> _Extracted information_:

=== Section Start ===

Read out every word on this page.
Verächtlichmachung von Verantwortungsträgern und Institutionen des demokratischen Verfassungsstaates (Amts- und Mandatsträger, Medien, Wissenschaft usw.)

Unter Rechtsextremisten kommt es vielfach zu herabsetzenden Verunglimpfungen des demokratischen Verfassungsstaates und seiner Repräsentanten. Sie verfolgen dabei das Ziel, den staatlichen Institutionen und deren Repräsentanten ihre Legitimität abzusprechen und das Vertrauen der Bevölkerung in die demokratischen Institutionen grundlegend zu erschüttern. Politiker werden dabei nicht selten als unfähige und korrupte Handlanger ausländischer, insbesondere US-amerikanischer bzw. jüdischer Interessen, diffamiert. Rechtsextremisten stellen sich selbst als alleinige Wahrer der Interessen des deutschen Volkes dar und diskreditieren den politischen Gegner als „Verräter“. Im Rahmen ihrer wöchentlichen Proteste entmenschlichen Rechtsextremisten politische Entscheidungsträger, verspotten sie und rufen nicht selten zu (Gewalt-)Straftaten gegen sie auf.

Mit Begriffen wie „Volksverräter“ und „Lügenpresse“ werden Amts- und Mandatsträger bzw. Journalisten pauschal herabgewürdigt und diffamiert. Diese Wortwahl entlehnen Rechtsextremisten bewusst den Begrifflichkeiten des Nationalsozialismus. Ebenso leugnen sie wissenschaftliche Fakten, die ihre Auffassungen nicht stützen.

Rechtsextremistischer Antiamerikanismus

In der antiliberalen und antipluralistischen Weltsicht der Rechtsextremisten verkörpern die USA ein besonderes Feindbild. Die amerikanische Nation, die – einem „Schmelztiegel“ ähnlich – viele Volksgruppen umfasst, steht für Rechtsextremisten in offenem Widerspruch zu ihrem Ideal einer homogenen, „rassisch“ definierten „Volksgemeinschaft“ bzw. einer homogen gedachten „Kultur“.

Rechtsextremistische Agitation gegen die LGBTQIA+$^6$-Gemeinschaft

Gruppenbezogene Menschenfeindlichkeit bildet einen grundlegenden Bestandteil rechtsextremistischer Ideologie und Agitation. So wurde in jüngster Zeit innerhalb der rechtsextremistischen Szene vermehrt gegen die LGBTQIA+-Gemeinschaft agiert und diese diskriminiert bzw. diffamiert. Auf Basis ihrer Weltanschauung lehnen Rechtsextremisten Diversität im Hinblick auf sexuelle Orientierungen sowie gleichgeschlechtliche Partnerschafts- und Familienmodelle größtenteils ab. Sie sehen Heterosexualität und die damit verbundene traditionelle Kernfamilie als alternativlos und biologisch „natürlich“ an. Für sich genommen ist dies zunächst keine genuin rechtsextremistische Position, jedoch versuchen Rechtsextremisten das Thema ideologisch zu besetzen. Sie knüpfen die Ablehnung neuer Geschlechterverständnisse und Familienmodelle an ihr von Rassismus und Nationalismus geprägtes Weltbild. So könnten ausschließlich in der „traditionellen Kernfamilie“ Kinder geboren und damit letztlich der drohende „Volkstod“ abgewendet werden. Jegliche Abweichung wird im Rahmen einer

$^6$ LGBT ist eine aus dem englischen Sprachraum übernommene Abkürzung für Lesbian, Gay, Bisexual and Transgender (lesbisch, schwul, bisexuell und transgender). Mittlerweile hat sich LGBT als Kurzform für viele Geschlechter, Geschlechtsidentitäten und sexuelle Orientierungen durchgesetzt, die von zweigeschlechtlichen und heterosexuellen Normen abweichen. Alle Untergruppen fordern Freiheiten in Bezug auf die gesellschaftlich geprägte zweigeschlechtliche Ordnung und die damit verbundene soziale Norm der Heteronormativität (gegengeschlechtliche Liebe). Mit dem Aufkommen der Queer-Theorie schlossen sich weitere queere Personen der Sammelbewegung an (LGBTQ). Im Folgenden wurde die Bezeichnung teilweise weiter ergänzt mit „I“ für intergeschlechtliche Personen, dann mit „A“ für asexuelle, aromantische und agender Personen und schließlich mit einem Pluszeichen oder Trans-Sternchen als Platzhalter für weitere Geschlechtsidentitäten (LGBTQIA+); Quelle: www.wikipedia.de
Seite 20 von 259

=== Section End ===

> _Instructions to follow_: Quote each line of the data above exactly as written.

> _Answer for this exercise_:
Read out every word on this page.
Verächtlichmachung von Verantwortungsträgern und Institutionen des demokratischen Verfassungsstaates (Amts- und Mandatsträger, Medien, Wissenschaft usw.)

Unter Rechtsextremisten kommt es vielfach zu herabsetzenden Verunglimpfungen des demokratischen Verfassungsstaates und seiner Repräsentanten. Sie verfolgen dabei das Ziel, den staatlichen Institutionen und deren Repräsentanten ihre Legitimität abzusprechen und das Vertrauen der Bevölkerung in die demokratischen Institutionen grundlegend zu erschüttern. Politiker werden dabei nicht selten als unfähige und korrupte Handlanger ausländischer, insbesondere US-amerikanischer bzw. jüdischer Interessen, diffamiert. Rechtsextremisten stellen sich selbst als alleinige Wahrer der Interessen des deutschen Volkes dar und diskreditieren den politischen Gegner als „Verräter“. Im Rahmen ihrer wöchentlichen Proteste entmenschlichen Rechtsextremisten politische Entscheidungsträger, verspotten sie und rufen nicht selten zu (Gewalt-)Straftaten gegen sie auf.

Mit Begriffen wie „Volksverräter“ und „Lügenpresse“ werden Amts- und Mandatsträger bzw. Journalisten pauschal herabgewürdigt und diffamiert. Diese Wortwahl entlehnen Rechtsextremisten bewusst den Begrifflichkeiten des Nationalsozialismus. Ebenso leugnen sie wissenschaftliche Fakten, die ihre Auffassungen nicht stützen.

Rechtsextremistischer Antiamerikanismus

In der antiliberalen und antipluralistischen Weltsicht der Rechtsextremisten verkörpern die USA ein besonderes Feindbild. Die amerikanische Nation, die – einem „Schmelztiegel“ ähnlich – viele Volksgruppen umfasst, steht für Rechtsextremisten in offenem Widerspruch zu ihrem Ideal einer homogenen, „rassisch“ definierten „Volksgemeinschaft“ bzw. einer homogen gedachten „Kultur“.

Rechtsextremistische Agitation gegen die LGBTQIA+$^6$-Gemeinschaft

Gruppenbezogene Menschenfeindlichkeit bildet einen grundlegenden Bestandteil rechtsextremistischer Ideologie und Agitation. So wurde in jüngster Zeit innerhalb der rechtsextremistischen Szene vermehrt gegen die LGBTQIA+-Gemeinschaft agiert und diese diskriminiert bzw. diffamiert. Auf Basis ihrer Weltanschauung lehnen Rechtsextremisten Diversität im Hinblick auf sexuelle Orientierungen sowie gleichgeschlechtliche Partnerschafts- und Familienmodelle größtenteils ab. Sie sehen Heterosexualität und die damit verbundene traditionelle Kernfamilie als alternativlos und biologisch „natürlich“ an. Für sich genommen ist dies zunächst keine genuin rechtsextremistische Position, jedoch versuchen Rechtsextremisten das Thema ideologisch zu besetzen. Sie knüpfen die Ablehnung neuer Geschlechterverständnisse und Familienmodelle an ihr von Rassismus und Nationalismus geprägtes Weltbild. So könnten ausschließlich in der „traditionellen Kernfamilie“ Kinder geboren und damit letztlich der drohende „Volkstod“ abgewendet werden. Jegliche Abweichung wird im Rahmen einer

$^6$ LGBT ist eine aus dem englischen Sprachraum übernommene Abkürzung für Lesbian, Gay, Bisexual and Transgender (lesbisch, schwul, bisexuell und transgender). Mittlerweile hat sich LGBT als Kurzform für viele Geschlechter, Geschlechtsidentitäten und sexuelle Orientierungen durchgesetzt, die von zweigeschlechtlichen und heterosexuellen Normen abweichen. Alle Untergruppen fordern Freiheiten in Bezug auf die gesellschaftlich geprägte zweigeschlechtliche Ordnung und die damit verbundene soziale Norm der Heteronormativität (gegengeschlechtliche Liebe). Mit dem Aufkommen der Queer-Theorie schlossen sich weitere queere Personen der Sammelbewegung an (LGBTQ). Im Folgenden wurde die Bezeichnung teilweise weiter ergänzt mit „I“ für intergeschlechtliche Personen, dann mit „A“ für asexuelle, aromantische und agender Personen und schließlich mit einem Pluszeichen oder Trans-Sternchen als Platzhalter für weitere Geschlechtsidentitäten (LGBTQIA+); Quelle: www.wikipedia.de
Seite 20 von 259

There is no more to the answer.